> **What is asked**:
Give each line of the entries below as a JSON list of strings, one string per line, leaving out blank lines.

** Begin Data provided **

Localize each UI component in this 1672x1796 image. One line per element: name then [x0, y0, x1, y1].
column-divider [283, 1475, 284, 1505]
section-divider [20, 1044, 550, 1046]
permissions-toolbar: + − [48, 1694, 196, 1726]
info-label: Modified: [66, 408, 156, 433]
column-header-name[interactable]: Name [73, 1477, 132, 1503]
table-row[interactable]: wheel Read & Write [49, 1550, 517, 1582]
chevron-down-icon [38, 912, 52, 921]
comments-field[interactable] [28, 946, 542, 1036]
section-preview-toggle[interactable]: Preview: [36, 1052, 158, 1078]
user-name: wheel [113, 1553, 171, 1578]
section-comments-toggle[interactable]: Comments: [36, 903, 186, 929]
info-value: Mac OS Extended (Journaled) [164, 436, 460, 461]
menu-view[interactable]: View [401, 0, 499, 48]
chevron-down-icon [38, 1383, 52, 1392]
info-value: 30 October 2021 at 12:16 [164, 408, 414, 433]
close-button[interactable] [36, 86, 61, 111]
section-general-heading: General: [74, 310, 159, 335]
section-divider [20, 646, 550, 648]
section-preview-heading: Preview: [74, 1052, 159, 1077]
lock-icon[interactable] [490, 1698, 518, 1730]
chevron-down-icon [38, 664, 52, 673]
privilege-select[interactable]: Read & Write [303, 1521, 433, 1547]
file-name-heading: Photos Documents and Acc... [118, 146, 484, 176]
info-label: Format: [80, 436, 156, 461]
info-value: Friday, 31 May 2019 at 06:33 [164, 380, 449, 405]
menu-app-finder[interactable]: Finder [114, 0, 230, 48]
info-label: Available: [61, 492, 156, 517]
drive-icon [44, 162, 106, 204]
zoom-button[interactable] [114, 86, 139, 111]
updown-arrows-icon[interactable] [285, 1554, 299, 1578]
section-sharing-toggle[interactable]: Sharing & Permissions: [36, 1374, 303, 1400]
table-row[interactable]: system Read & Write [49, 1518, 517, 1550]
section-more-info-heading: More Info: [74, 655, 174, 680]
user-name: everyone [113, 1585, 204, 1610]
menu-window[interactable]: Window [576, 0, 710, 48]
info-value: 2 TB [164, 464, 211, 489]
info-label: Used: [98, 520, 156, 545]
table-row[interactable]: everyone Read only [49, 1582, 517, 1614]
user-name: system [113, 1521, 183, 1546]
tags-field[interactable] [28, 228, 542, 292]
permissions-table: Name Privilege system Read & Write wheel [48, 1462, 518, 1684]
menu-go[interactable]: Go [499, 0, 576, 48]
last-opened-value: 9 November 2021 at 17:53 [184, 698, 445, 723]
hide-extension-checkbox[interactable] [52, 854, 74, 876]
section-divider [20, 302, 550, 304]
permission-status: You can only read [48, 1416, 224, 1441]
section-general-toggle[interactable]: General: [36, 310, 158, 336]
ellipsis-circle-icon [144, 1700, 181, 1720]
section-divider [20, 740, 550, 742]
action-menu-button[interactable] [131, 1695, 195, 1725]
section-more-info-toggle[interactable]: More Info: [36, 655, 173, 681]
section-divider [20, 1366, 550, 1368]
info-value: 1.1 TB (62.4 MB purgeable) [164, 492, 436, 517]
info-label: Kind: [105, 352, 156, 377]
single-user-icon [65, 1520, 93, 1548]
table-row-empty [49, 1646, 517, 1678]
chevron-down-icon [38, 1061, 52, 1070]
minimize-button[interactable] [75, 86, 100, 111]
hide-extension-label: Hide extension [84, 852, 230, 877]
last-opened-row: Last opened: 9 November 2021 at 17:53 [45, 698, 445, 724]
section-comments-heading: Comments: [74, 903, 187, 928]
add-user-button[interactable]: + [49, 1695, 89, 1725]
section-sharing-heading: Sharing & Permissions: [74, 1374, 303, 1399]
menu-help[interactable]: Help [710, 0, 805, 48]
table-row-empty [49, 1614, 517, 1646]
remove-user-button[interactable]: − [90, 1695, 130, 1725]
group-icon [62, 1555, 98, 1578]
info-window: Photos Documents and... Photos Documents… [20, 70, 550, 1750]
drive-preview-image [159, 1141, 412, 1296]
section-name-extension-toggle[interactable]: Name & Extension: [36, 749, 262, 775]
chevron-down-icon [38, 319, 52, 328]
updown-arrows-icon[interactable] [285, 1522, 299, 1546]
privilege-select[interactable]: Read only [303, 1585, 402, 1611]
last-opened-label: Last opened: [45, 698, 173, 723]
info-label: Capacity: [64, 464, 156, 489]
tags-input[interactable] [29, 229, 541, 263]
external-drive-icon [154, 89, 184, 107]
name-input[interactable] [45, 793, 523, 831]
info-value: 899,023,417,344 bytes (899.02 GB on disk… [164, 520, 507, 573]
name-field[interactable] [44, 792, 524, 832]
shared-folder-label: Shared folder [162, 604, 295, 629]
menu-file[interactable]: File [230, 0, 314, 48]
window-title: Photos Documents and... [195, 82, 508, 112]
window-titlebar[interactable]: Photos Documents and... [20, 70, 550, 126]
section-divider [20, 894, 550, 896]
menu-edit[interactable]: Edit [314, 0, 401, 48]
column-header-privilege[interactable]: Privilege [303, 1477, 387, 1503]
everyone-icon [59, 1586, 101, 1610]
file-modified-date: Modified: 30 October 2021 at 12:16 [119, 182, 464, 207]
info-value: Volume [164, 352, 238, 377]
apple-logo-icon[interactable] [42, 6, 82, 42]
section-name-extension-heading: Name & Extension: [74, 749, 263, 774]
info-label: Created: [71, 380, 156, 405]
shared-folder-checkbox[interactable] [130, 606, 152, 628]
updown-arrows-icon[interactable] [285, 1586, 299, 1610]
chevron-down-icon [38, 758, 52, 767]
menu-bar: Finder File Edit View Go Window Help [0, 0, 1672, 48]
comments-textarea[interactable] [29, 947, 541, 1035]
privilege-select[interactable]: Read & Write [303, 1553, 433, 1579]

** End Data provided **

> **Solution to this task**:
[
  "Localize each UI component in this 1672x1796 image. One line per element: name then [x0, y0, x1, y1].",
  "column-divider [283, 1475, 284, 1505]",
  "section-divider [20, 1044, 550, 1046]",
  "permissions-toolbar: + − [48, 1694, 196, 1726]",
  "info-label: Modified: [66, 408, 156, 433]",
  "column-header-name[interactable]: Name [73, 1477, 132, 1503]",
  "table-row[interactable]: wheel Read & Write [49, 1550, 517, 1582]",
  "chevron-down-icon [38, 912, 52, 921]",
  "comments-field[interactable] [28, 946, 542, 1036]",
  "section-preview-toggle[interactable]: Preview: [36, 1052, 158, 1078]",
  "user-name: wheel [113, 1553, 171, 1578]",
  "section-comments-toggle[interactable]: Comments: [36, 903, 186, 929]",
  "info-value: Mac OS Extended (Journaled) [164, 436, 460, 461]",
  "menu-view[interactable]: View [401, 0, 499, 48]",
  "chevron-down-icon [38, 1383, 52, 1392]",
  "info-value: 30 October 2021 at 12:16 [164, 408, 414, 433]",
  "close-button[interactable] [36, 86, 61, 111]",
  "section-general-heading: General: [74, 310, 159, 335]",
  "section-divider [20, 646, 550, 648]",
  "section-preview-heading: Preview: [74, 1052, 159, 1077]",
  "lock-icon[interactable] [490, 1698, 518, 1730]",
  "chevron-down-icon [38, 664, 52, 673]",
  "privilege-select[interactable]: Read & Write [303, 1521, 433, 1547]",
  "file-name-heading: Photos Documents and Acc... [118, 146, 484, 176]",
  "info-label: Format: [80, 436, 156, 461]",
  "info-value: Friday, 31 May 2019 at 06:33 [164, 380, 449, 405]",
  "menu-app-finder[interactable]: Finder [114, 0, 230, 48]",
  "info-label: Available: [61, 492, 156, 517]",
  "drive-icon [44, 162, 106, 204]",
  "zoom-button[interactable] [114, 86, 139, 111]",
  "updown-arrows-icon[interactable] [285, 1554, 299, 1578]",
  "section-sharing-toggle[interactable]: Sharing & Permissions: [36, 1374, 303, 1400]",
  "table-row[interactable]: system Read & Write [49, 1518, 517, 1550]",
  "section-more-info-heading: More Info: [74, 655, 174, 680]",
  "user-name: everyone [113, 1585, 204, 1610]",
  "menu-window[interactable]: Window [576, 0, 710, 48]",
  "info-value: 2 TB [164, 464, 211, 489]",
  "info-label: Used: [98, 520, 156, 545]",
  "table-row[interactable]: everyone Read only [49, 1582, 517, 1614]",
  "user-name: system [113, 1521, 183, 1546]",
  "tags-field[interactable] [28, 228, 542, 292]",
  "permissions-table: Name Privilege system Read & Write wheel [48, 1462, 518, 1684]",
  "menu-go[interactable]: Go [499, 0, 576, 48]",
  "last-opened-value: 9 November 2021 at 17:53 [184, 698, 445, 723]",
  "hide-extension-checkbox[interactable] [52, 854, 74, 876]",
  "section-divider [20, 302, 550, 304]",
  "permission-status: You can only read [48, 1416, 224, 1441]",
  "section-general-toggle[interactable]: General: [36, 310, 158, 336]",
  "ellipsis-circle-icon [144, 1700, 181, 1720]",
  "section-divider [20, 740, 550, 742]",
  "action-menu-button[interactable] [131, 1695, 195, 1725]",
  "section-more-info-toggle[interactable]: More Info: [36, 655, 173, 681]",
  "section-divider [20, 1366, 550, 1368]",
  "info-value: 1.1 TB (62.4 MB purgeable) [164, 492, 436, 517]",
  "info-label: Kind: [105, 352, 156, 377]",
  "single-user-icon [65, 1520, 93, 1548]",
  "table-row-empty [49, 1646, 517, 1678]",
  "chevron-down-icon [38, 1061, 52, 1070]",
  "minimize-button[interactable] [75, 86, 100, 111]",
  "hide-extension-label: Hide extension [84, 852, 230, 877]",
  "last-opened-row: Last opened: 9 November 2021 at 17:53 [45, 698, 445, 724]",
  "section-comments-heading: Comments: [74, 903, 187, 928]",
  "add-user-button[interactable]: + [49, 1695, 89, 1725]",
  "section-sharing-heading: Sharing & Permissions: [74, 1374, 303, 1399]",
  "menu-help[interactable]: Help [710, 0, 805, 48]",
  "table-row-empty [49, 1614, 517, 1646]",
  "remove-user-button[interactable]: − [90, 1695, 130, 1725]",
  "group-icon [62, 1555, 98, 1578]",
  "info-window: Photos Documents and... Photos Documents… [20, 70, 550, 1750]",
  "drive-preview-image [159, 1141, 412, 1296]",
  "section-name-extension-toggle[interactable]: Name & Extension: [36, 749, 262, 775]",
  "chevron-down-icon [38, 319, 52, 328]",
  "updown-arrows-icon[interactable] [285, 1522, 299, 1546]",
  "privilege-select[interactable]: Read only [303, 1585, 402, 1611]",
  "last-opened-label: Last opened: [45, 698, 173, 723]",
  "info-label: Capacity: [64, 464, 156, 489]",
  "tags-input[interactable] [29, 229, 541, 263]",
  "external-drive-icon [154, 89, 184, 107]",
  "name-input[interactable] [45, 793, 523, 831]",
  "info-value: 899,023,417,344 bytes (899.02 GB on disk… [164, 520, 507, 573]",
  "name-field[interactable] [44, 792, 524, 832]",
  "shared-folder-label: Shared folder [162, 604, 295, 629]",
  "menu-file[interactable]: File [230, 0, 314, 48]",
  "window-title: Photos Documents and... [195, 82, 508, 112]",
  "window-titlebar[interactable]: Photos Documents and... [20, 70, 550, 126]",
  "section-divider [20, 894, 550, 896]",
  "menu-edit[interactable]: Edit [314, 0, 401, 48]",
  "column-header-privilege[interactable]: Privilege [303, 1477, 387, 1503]",
  "everyone-icon [59, 1586, 101, 1610]",
  "file-modified-date: Modified: 30 October 2021 at 12:16 [119, 182, 464, 207]",
  "info-value: Volume [164, 352, 238, 377]",
  "apple-logo-icon[interactable] [42, 6, 82, 42]",
  "section-name-extension-heading: Name & Extension: [74, 749, 263, 774]",
  "info-label: Created: [71, 380, 156, 405]",
  "shared-folder-checkbox[interactable] [130, 606, 152, 628]",
  "updown-arrows-icon[interactable] [285, 1586, 299, 1610]",
  "chevron-down-icon [38, 758, 52, 767]",
  "menu-bar: Finder File Edit View Go Window Help [0, 0, 1672, 48]",
  "comments-textarea[interactable] [29, 947, 541, 1035]",
  "privilege-select[interactable]: Read & Write [303, 1553, 433, 1579]"
]